Task inputs -
————
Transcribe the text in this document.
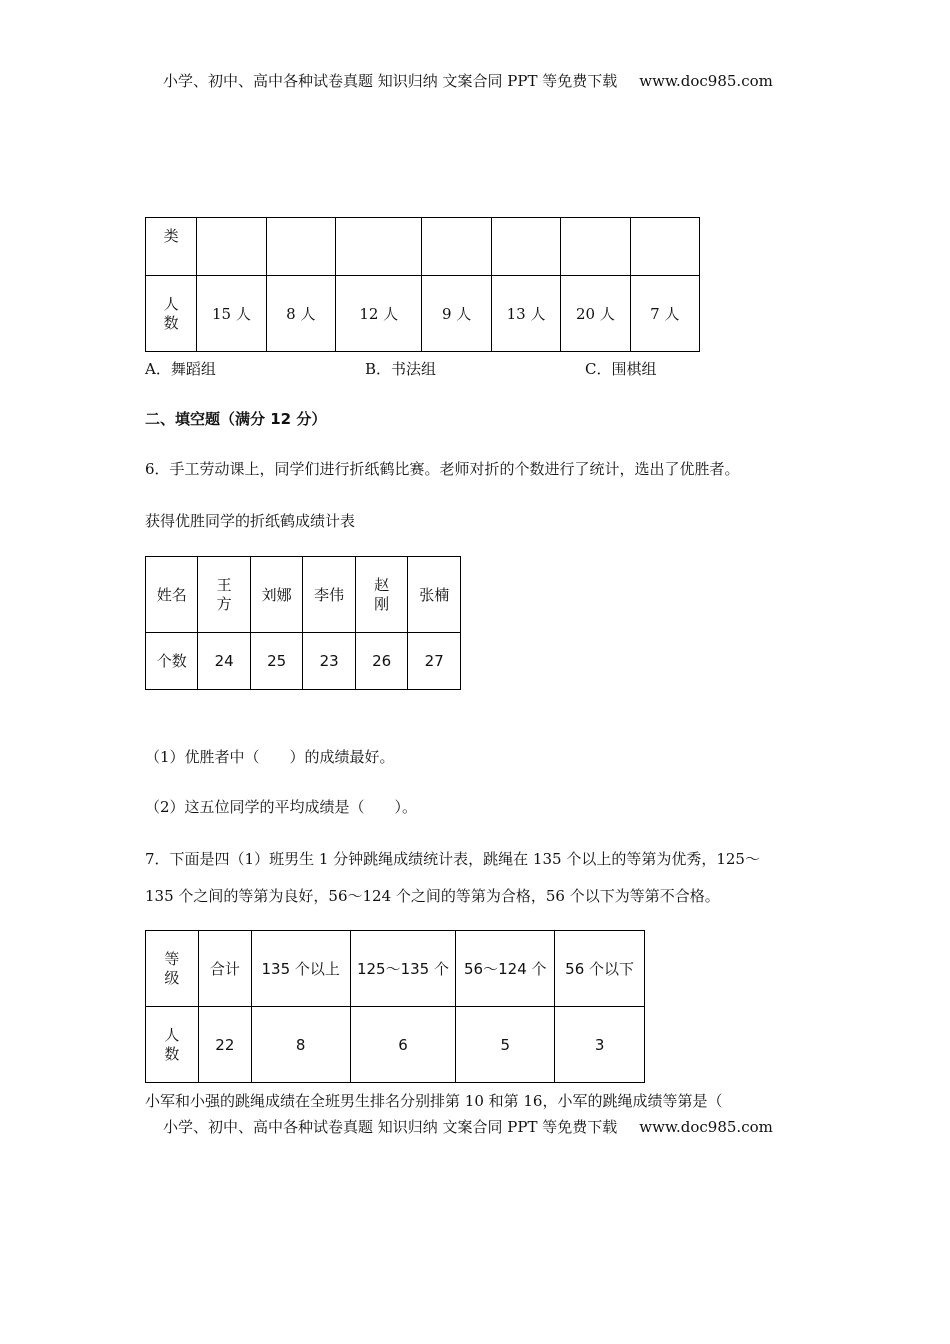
小学、初中、高中各种试卷真题 知识归纳 文案合同 PPT 等免费下载 www.doc985.com
类							
人数	15 人	8 人	12 人	9 人	13 人	20 人	7 人
A．舞蹈组	B．书法组	C．围棋组
二、填空题（满分 12 分）
6．手工劳动课上，同学们进行折纸鹤比赛。老师对折的个数进行了统计，选出了优胜者。
获得优胜同学的折纸鹤成绩计表
姓名	王方	刘娜	李伟	赵刚	张楠
个数	24	25	23	26	27
（1）优胜者中（　　）的成绩最好。
（2）这五位同学的平均成绩是（　　）。
7．下面是四（1）班男生 1 分钟跳绳成绩统计表，跳绳在 135 个以上的等第为优秀，125～
135 个之间的等第为良好，56～124 个之间的等第为合格，56 个以下为等第不合格。
等级	合计	135 个以上	125～135 个	56～124 个	56 个以下
人数	22	8	6	5	3
小军和小强的跳绳成绩在全班男生排名分别排第 10 和第 16，小军的跳绳成绩等第是（
小学、初中、高中各种试卷真题 知识归纳 文案合同 PPT 等免费下载 www.doc985.com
————
Copy the records above exactly, leaving out every picture.

Result of this task -
Transcribe the text in this document.
小学、初中、高中各种试卷真题 知识归纳 文案合同 PPT 等免费下载 www.doc985.com
类							
人数	15 人	8 人	12 人	9 人	13 人	20 人	7 人
A．舞蹈组	B．书法组	C．围棋组
二、填空题（满分 12 分）
6．手工劳动课上，同学们进行折纸鹤比赛。老师对折的个数进行了统计，选出了优胜者。
获得优胜同学的折纸鹤成绩计表
姓名	王方	刘娜	李伟	赵刚	张楠
个数	24	25	23	26	27
（1）优胜者中（　　）的成绩最好。
（2）这五位同学的平均成绩是（　　）。
7．下面是四（1）班男生 1 分钟跳绳成绩统计表，跳绳在 135 个以上的等第为优秀，125～
135 个之间的等第为良好，56～124 个之间的等第为合格，56 个以下为等第不合格。
等级	合计	135 个以上	125～135 个	56～124 个	56 个以下
人数	22	8	6	5	3
小军和小强的跳绳成绩在全班男生排名分别排第 10 和第 16，小军的跳绳成绩等第是（
小学、初中、高中各种试卷真题 知识归纳 文案合同 PPT 等免费下载 www.doc985.com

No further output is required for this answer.